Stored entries
— Start —

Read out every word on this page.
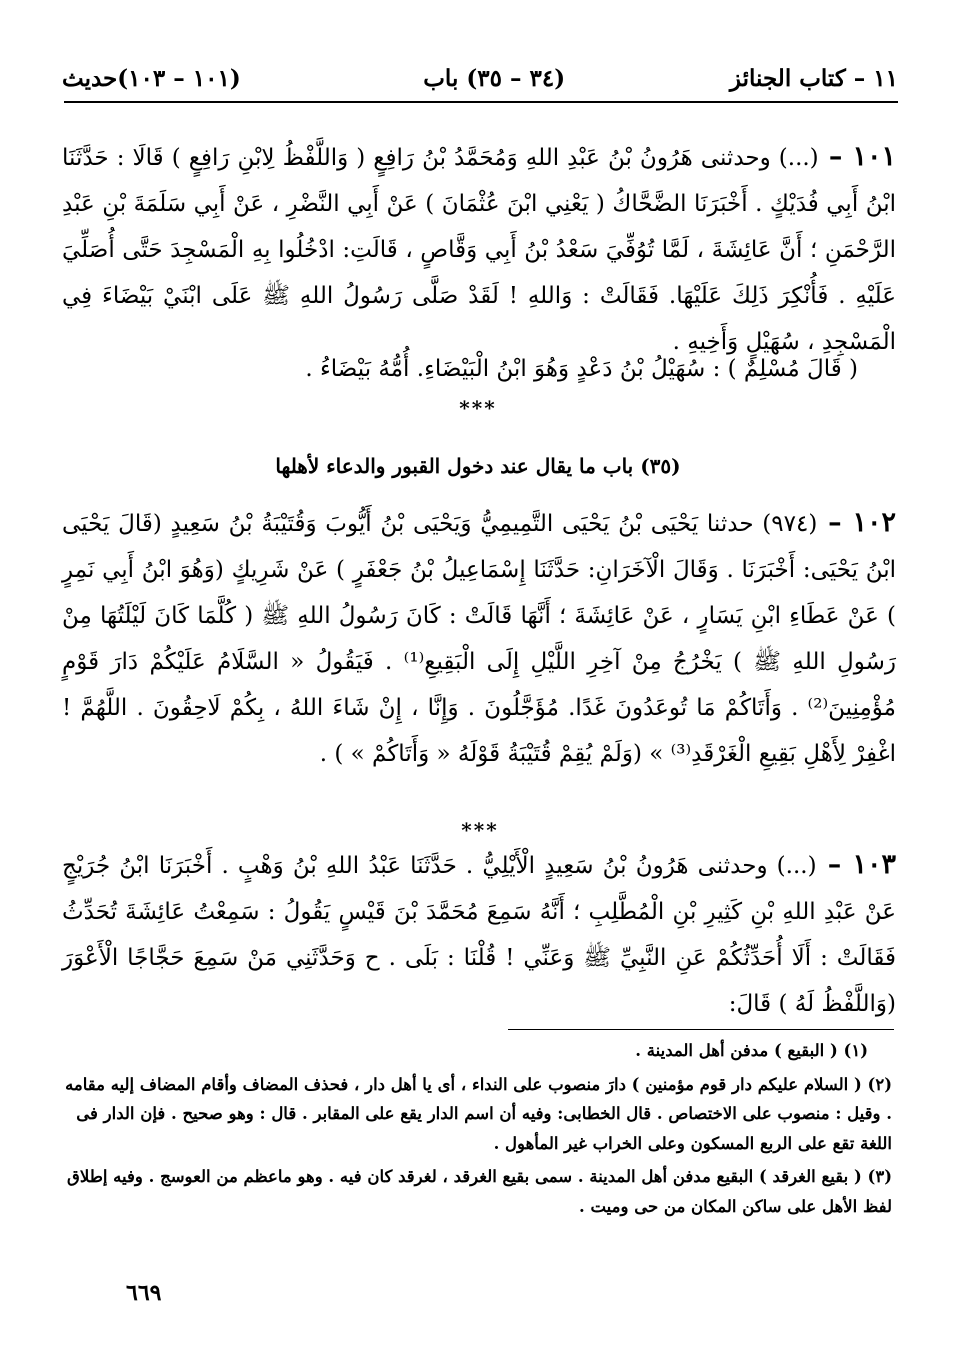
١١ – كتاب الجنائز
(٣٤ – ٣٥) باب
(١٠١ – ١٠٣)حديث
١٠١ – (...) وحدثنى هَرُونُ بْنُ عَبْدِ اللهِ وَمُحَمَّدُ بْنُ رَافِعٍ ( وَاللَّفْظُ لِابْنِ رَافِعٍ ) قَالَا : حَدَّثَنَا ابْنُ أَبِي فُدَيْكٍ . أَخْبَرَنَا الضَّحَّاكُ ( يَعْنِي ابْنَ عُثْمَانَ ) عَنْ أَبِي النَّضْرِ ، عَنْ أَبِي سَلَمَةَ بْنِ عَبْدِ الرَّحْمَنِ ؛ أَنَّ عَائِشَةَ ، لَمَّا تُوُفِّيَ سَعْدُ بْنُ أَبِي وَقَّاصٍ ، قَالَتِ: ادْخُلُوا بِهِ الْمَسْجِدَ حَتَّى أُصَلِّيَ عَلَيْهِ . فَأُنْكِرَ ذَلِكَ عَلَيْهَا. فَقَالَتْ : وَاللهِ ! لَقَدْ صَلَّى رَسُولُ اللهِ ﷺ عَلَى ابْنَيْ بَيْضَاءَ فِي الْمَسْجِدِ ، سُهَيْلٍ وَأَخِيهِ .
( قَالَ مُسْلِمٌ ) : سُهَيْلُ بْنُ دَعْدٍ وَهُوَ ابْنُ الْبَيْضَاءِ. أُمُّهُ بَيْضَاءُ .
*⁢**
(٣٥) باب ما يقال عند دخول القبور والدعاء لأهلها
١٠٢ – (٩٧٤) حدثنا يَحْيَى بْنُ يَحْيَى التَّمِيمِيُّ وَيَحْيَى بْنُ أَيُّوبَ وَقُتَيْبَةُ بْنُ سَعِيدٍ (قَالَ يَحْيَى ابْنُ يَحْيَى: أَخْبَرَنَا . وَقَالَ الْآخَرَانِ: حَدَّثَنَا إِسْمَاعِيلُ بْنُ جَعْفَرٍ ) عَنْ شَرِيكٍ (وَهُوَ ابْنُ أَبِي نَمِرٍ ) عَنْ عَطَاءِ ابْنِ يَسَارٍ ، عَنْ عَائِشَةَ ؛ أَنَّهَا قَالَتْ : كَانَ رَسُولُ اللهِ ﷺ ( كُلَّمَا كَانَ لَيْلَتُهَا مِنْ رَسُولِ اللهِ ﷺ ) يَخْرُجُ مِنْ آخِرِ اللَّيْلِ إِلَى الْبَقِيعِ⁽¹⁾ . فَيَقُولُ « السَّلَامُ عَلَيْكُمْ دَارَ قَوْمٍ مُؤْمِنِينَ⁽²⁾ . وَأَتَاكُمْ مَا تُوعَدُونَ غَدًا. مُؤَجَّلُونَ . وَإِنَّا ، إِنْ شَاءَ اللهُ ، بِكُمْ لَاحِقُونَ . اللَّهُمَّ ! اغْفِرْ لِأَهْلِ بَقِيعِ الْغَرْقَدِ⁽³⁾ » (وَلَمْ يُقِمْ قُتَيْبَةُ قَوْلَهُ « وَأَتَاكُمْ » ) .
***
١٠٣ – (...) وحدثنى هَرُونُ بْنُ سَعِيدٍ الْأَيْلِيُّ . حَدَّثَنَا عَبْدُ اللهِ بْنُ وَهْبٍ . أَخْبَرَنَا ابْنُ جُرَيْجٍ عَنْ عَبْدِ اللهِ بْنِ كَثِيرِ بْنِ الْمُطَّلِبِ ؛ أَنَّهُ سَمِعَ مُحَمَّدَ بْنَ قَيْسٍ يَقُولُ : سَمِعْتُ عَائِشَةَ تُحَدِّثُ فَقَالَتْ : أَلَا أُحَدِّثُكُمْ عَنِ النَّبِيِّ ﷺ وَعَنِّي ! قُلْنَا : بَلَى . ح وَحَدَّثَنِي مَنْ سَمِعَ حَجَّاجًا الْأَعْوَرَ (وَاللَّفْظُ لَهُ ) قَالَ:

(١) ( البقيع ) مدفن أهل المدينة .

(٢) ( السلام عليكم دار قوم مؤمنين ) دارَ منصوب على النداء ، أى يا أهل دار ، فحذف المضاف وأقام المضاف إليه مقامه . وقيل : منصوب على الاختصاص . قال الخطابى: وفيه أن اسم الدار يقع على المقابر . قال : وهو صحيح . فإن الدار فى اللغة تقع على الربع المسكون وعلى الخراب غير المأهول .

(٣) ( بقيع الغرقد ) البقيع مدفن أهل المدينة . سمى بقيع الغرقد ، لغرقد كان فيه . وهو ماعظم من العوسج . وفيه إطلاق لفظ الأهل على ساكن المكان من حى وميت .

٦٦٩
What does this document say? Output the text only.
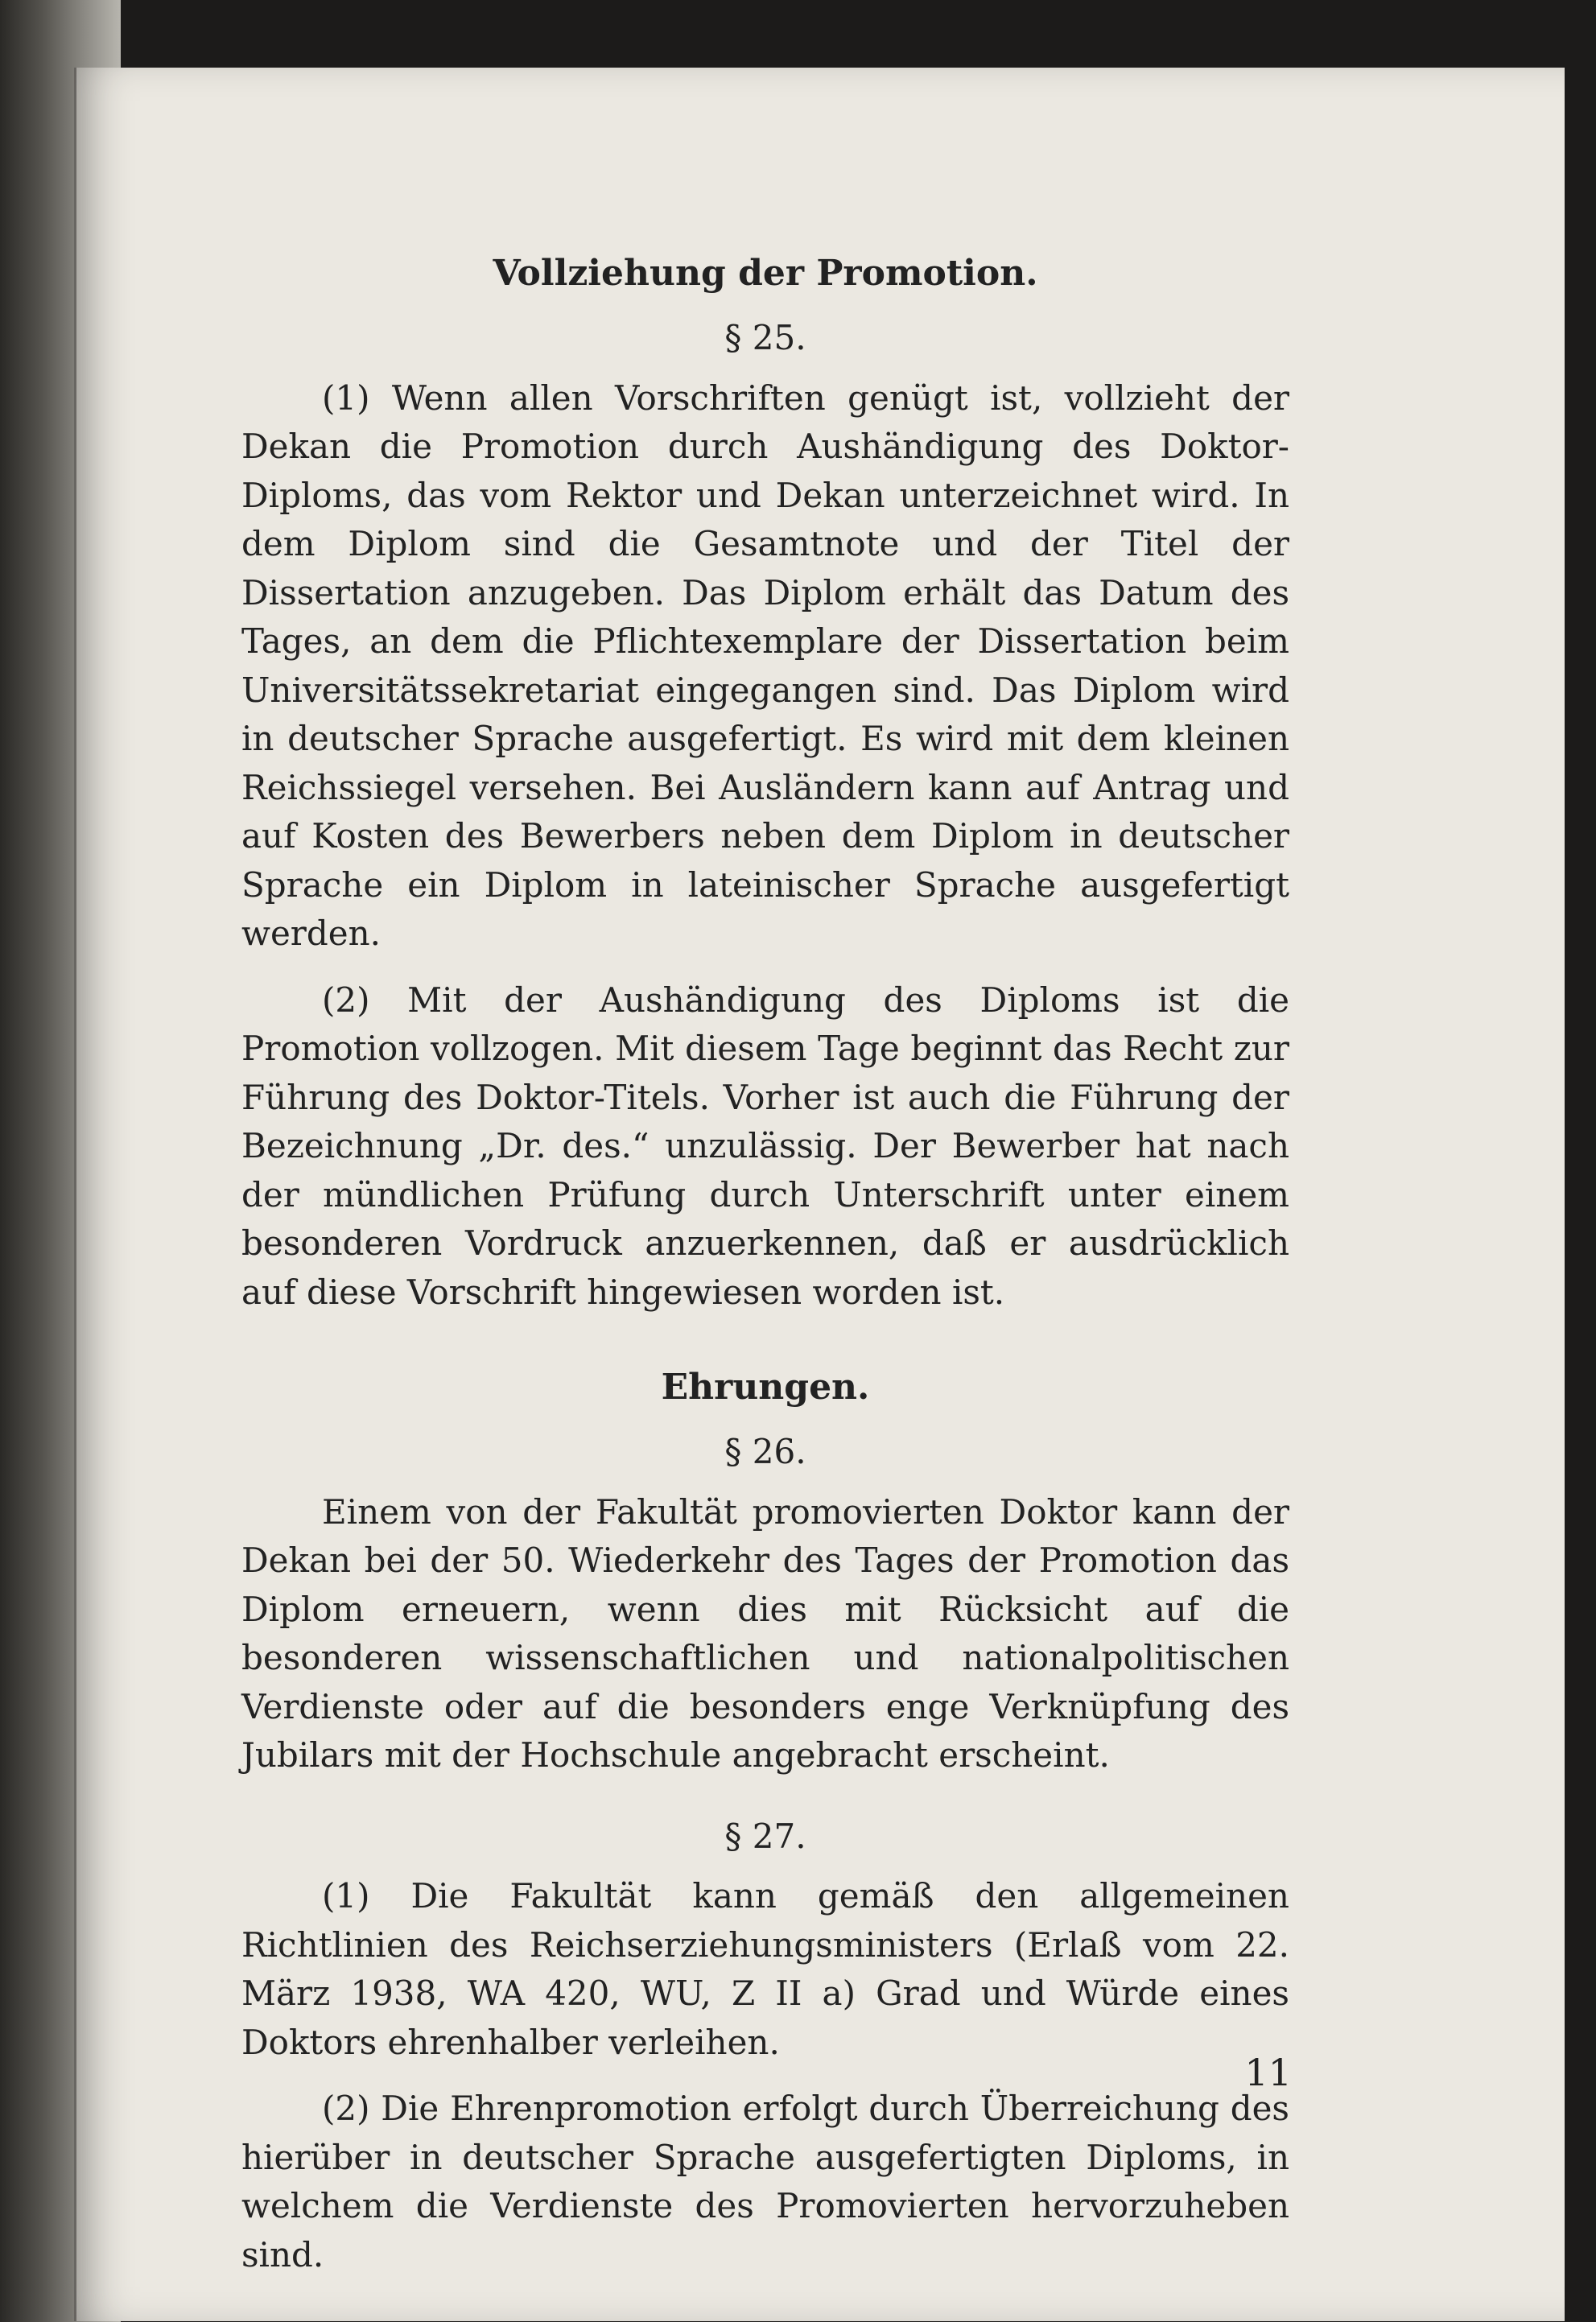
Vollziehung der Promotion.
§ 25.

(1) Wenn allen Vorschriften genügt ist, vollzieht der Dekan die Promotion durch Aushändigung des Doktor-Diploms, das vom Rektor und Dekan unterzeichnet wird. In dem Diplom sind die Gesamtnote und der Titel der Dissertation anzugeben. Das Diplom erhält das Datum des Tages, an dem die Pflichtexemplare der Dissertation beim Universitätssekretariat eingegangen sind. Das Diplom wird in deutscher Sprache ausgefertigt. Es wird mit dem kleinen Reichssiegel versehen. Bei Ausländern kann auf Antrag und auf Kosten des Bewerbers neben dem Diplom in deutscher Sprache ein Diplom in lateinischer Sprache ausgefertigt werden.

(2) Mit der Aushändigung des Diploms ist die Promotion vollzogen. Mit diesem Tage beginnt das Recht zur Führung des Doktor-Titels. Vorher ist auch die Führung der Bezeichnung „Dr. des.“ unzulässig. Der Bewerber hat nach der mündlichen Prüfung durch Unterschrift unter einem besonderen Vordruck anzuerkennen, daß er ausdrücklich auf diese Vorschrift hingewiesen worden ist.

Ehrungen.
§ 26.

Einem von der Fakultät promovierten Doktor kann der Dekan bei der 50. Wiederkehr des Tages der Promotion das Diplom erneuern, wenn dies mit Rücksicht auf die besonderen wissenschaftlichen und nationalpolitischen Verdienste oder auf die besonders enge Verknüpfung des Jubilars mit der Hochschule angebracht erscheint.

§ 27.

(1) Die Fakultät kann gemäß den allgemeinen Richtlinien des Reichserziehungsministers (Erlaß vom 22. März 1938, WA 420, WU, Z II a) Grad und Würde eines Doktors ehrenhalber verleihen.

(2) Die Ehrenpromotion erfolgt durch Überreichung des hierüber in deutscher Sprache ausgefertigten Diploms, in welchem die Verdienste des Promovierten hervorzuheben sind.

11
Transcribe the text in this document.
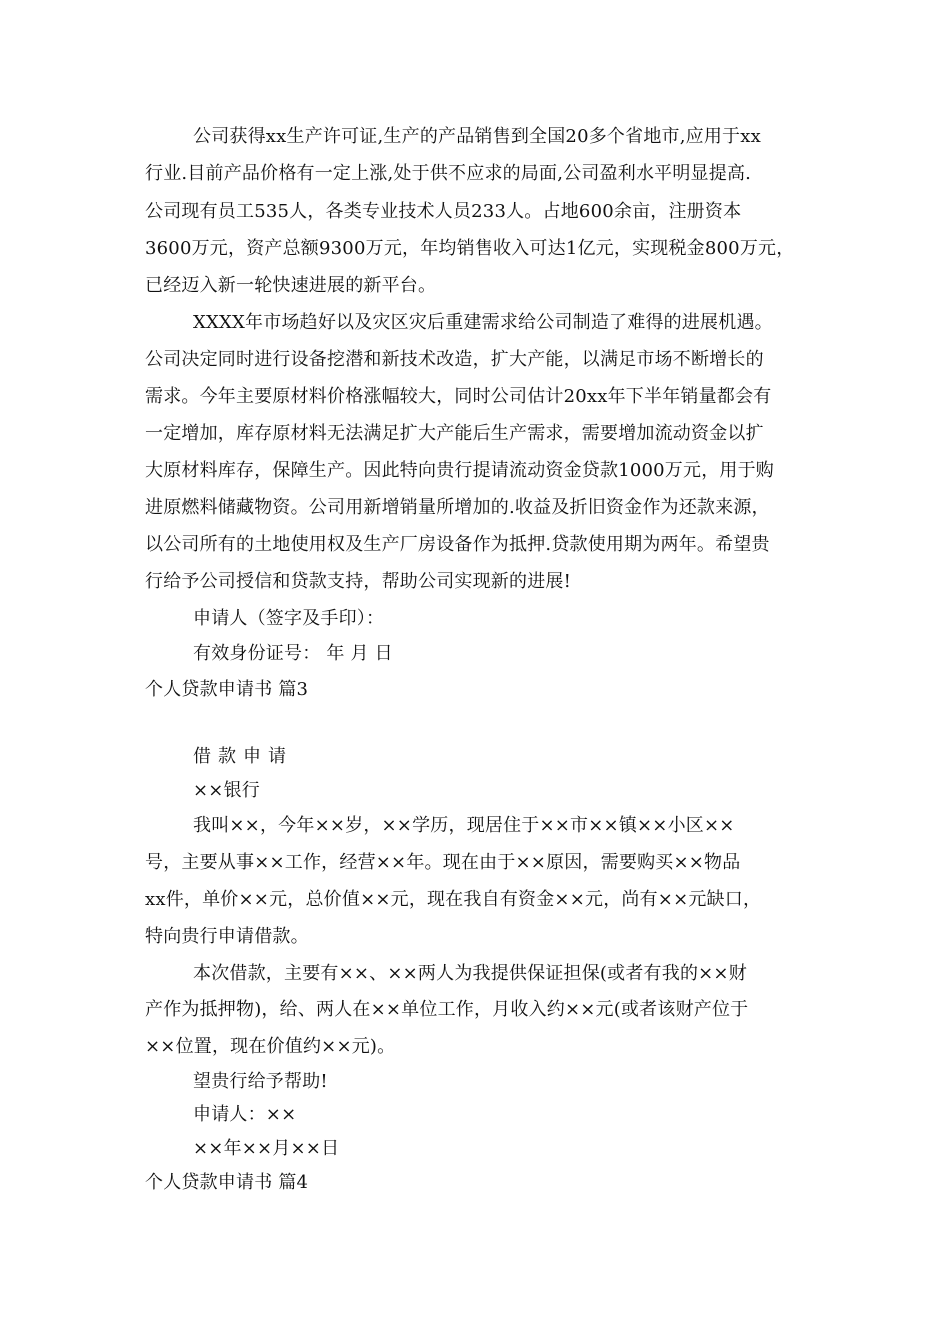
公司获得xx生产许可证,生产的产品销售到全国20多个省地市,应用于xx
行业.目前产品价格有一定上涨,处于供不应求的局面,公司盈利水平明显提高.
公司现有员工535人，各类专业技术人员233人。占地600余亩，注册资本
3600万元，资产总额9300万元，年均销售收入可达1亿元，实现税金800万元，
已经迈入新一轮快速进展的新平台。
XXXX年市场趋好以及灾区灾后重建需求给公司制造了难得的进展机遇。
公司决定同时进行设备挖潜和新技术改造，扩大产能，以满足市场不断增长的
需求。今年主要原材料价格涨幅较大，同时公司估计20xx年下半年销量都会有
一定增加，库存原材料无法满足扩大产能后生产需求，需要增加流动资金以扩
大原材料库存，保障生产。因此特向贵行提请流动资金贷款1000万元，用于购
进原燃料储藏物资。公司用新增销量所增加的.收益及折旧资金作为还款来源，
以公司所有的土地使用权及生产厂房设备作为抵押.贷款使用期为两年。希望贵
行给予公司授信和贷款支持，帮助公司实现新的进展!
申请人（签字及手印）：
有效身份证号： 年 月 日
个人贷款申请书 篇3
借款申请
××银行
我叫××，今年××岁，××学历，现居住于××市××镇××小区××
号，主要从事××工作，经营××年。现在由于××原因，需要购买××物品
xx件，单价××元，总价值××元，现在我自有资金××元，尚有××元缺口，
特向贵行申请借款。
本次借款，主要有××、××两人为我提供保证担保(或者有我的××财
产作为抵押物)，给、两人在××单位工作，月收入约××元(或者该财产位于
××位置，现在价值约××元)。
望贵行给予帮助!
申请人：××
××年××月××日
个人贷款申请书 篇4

— End —

Only the lines from the line containing "Transcribe the text in this document." through the end of the data are to be reproduced, exactly and with both ends included; pictures are omitted.

## RESULT OF THE TASK:
Transcribe the text in this document.
公司获得xx生产许可证,生产的产品销售到全国20多个省地市,应用于xx
行业.目前产品价格有一定上涨,处于供不应求的局面,公司盈利水平明显提高.
公司现有员工535人，各类专业技术人员233人。占地600余亩，注册资本
3600万元，资产总额9300万元，年均销售收入可达1亿元，实现税金800万元，
已经迈入新一轮快速进展的新平台。
XXXX年市场趋好以及灾区灾后重建需求给公司制造了难得的进展机遇。
公司决定同时进行设备挖潜和新技术改造，扩大产能，以满足市场不断增长的
需求。今年主要原材料价格涨幅较大，同时公司估计20xx年下半年销量都会有
一定增加，库存原材料无法满足扩大产能后生产需求，需要增加流动资金以扩
大原材料库存，保障生产。因此特向贵行提请流动资金贷款1000万元，用于购
进原燃料储藏物资。公司用新增销量所增加的.收益及折旧资金作为还款来源，
以公司所有的土地使用权及生产厂房设备作为抵押.贷款使用期为两年。希望贵
行给予公司授信和贷款支持，帮助公司实现新的进展!
申请人（签字及手印）：
有效身份证号： 年 月 日
个人贷款申请书 篇3
借款申请
××银行
我叫××，今年××岁，××学历，现居住于××市××镇××小区××
号，主要从事××工作，经营××年。现在由于××原因，需要购买××物品
xx件，单价××元，总价值××元，现在我自有资金××元，尚有××元缺口，
特向贵行申请借款。
本次借款，主要有××、××两人为我提供保证担保(或者有我的××财
产作为抵押物)，给、两人在××单位工作，月收入约××元(或者该财产位于
××位置，现在价值约××元)。
望贵行给予帮助!
申请人：××
××年××月××日
个人贷款申请书 篇4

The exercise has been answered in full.